* Start *
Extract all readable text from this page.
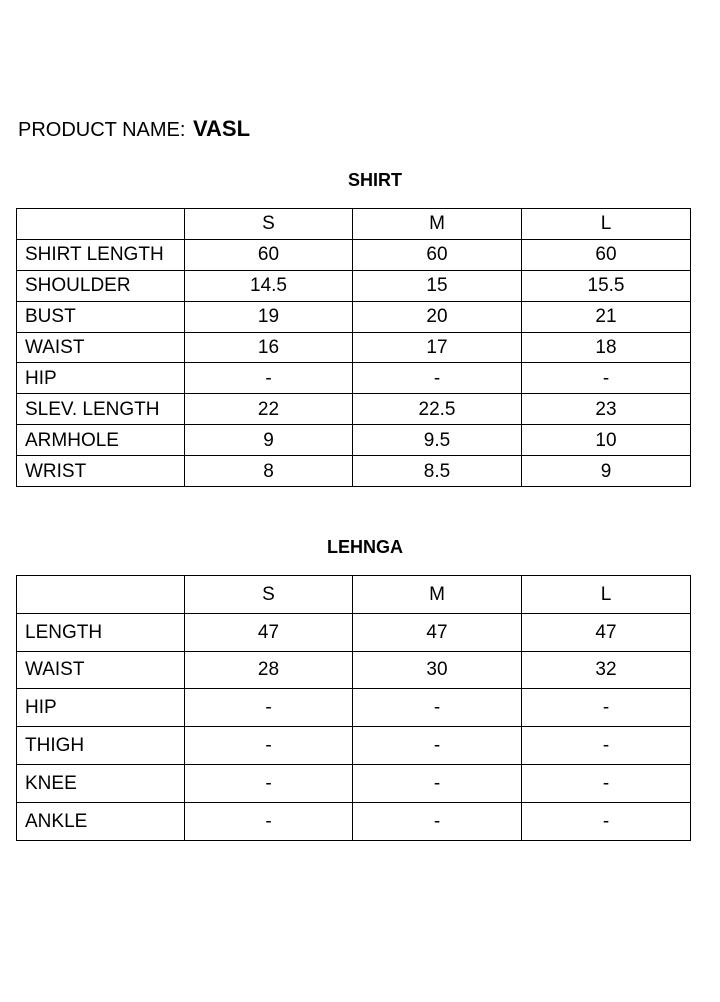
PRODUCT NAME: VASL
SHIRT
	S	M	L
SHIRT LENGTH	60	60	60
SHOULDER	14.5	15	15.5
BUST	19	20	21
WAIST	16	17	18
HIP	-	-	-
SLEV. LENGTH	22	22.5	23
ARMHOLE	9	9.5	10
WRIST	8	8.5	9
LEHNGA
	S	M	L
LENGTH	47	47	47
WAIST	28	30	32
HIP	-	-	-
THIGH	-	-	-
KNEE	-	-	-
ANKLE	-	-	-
* End *
* Start *
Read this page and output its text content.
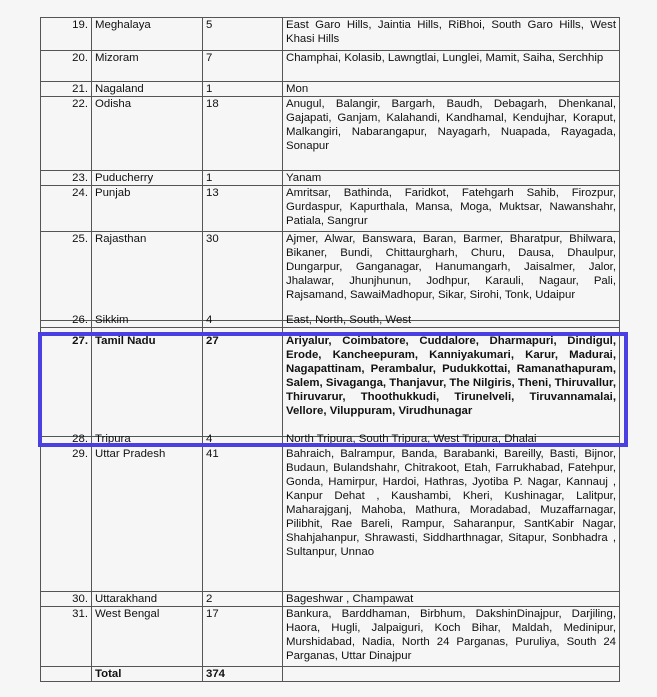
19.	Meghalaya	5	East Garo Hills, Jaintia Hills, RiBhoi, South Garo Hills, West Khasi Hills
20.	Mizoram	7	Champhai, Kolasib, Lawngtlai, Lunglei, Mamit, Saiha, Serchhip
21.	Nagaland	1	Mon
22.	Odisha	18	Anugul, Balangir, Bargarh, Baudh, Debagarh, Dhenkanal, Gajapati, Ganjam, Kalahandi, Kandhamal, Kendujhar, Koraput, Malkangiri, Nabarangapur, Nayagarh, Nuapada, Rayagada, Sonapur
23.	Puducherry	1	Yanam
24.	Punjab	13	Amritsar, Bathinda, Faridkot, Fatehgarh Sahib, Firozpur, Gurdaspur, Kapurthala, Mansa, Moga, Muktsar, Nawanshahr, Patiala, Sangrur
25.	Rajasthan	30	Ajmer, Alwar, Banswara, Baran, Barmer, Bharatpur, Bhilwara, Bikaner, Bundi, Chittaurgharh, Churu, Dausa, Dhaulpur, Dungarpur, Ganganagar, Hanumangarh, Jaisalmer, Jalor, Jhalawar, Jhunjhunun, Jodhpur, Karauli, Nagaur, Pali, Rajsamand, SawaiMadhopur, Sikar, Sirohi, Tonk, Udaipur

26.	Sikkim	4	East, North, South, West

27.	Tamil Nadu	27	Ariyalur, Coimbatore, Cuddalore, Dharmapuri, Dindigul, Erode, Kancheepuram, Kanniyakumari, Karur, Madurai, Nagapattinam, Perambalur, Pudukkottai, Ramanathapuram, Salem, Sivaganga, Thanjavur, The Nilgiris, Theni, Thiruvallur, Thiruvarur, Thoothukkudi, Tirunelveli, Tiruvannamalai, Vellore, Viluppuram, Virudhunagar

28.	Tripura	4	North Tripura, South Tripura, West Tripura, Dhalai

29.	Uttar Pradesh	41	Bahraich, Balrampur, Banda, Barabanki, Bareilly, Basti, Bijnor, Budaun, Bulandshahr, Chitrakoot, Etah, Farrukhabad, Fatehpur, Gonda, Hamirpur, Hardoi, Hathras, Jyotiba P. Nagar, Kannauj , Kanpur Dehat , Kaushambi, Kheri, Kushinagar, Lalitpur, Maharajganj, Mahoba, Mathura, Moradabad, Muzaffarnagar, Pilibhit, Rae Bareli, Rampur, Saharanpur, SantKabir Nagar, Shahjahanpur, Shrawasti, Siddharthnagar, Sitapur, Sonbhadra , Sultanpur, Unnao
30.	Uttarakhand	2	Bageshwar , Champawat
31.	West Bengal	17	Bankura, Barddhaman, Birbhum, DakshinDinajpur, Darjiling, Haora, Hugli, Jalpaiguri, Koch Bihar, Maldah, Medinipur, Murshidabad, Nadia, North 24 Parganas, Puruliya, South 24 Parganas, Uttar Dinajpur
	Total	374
* End *
| Task details |
Within the data above, pick out all lines holding the word "North".

| Full answer |
26.	Sikkim	4	East, North, South, West
28.	Tripura	4	North Tripura, South Tripura, West Tripura, Dhalai
31.	West Bengal	17	Bankura, Barddhaman, Birbhum, DakshinDinajpur, Darjiling, Haora, Hugli, Jalpaiguri, Koch Bihar, Maldah, Medinipur, Murshidabad, Nadia, North 24 Parganas, Puruliya, South 24 Parganas, Uttar Dinajpur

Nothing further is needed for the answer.